(Dataset items)
▼

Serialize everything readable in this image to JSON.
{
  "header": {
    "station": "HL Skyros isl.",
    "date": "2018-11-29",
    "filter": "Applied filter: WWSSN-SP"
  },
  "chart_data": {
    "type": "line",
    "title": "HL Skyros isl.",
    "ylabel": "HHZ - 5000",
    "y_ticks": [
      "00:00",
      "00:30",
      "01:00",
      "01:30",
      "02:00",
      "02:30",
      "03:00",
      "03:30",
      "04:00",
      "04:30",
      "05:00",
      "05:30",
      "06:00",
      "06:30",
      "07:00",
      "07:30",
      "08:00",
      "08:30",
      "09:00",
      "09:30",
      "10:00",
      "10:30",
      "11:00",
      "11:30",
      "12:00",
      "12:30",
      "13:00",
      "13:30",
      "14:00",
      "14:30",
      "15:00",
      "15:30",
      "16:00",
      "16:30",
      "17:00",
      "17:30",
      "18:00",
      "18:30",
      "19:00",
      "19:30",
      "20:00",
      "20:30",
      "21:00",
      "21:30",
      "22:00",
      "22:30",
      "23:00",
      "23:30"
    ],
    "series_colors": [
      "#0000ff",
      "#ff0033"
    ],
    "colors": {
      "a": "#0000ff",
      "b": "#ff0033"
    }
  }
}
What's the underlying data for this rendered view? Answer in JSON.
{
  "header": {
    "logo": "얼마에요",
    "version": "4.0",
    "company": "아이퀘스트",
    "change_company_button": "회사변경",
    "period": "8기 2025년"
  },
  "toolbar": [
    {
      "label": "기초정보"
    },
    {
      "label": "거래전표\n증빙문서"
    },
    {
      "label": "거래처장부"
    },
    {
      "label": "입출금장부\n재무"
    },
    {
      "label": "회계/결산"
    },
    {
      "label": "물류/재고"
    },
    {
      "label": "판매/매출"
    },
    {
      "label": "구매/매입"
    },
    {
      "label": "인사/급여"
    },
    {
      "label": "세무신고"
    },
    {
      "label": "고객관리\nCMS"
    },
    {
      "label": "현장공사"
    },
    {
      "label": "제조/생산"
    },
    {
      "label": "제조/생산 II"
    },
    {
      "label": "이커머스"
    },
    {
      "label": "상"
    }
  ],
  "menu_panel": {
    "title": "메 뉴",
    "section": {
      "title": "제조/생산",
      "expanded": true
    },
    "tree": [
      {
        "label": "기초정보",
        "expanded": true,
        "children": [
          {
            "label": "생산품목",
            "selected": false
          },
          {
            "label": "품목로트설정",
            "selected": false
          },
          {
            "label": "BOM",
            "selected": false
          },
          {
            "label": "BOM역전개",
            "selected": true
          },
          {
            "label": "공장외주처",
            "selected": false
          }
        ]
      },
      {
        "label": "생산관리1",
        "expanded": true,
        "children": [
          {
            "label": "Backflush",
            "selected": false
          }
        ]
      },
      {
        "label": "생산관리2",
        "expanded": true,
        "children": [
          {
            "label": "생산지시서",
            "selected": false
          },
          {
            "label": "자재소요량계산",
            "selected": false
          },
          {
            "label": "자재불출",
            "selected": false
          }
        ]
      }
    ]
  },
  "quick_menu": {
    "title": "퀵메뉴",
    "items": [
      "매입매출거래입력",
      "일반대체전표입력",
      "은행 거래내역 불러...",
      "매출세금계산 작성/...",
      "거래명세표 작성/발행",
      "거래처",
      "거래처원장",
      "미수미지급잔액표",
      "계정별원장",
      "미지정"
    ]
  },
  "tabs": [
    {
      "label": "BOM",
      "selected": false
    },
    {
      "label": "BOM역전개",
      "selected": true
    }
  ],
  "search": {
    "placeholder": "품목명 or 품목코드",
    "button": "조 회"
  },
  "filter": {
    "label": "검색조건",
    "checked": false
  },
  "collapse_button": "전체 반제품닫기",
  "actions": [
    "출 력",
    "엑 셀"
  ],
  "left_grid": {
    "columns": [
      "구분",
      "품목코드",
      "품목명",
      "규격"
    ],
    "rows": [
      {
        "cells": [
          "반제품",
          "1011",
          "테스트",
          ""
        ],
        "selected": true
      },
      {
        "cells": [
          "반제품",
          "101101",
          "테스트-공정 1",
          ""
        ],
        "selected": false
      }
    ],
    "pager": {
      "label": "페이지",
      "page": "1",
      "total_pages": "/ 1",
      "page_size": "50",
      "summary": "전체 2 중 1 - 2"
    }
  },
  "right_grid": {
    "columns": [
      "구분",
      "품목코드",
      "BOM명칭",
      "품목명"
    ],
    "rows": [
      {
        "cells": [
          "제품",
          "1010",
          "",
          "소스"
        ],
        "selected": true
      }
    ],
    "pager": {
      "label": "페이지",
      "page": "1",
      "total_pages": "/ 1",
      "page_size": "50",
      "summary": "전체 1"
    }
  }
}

▲

Goal
Identify the lines of the entries containing the string "this". Copy each such line.

Response
Serialize everything readable in this image to JSON.
What's the underlying data for this rendered view? Answer in JSON.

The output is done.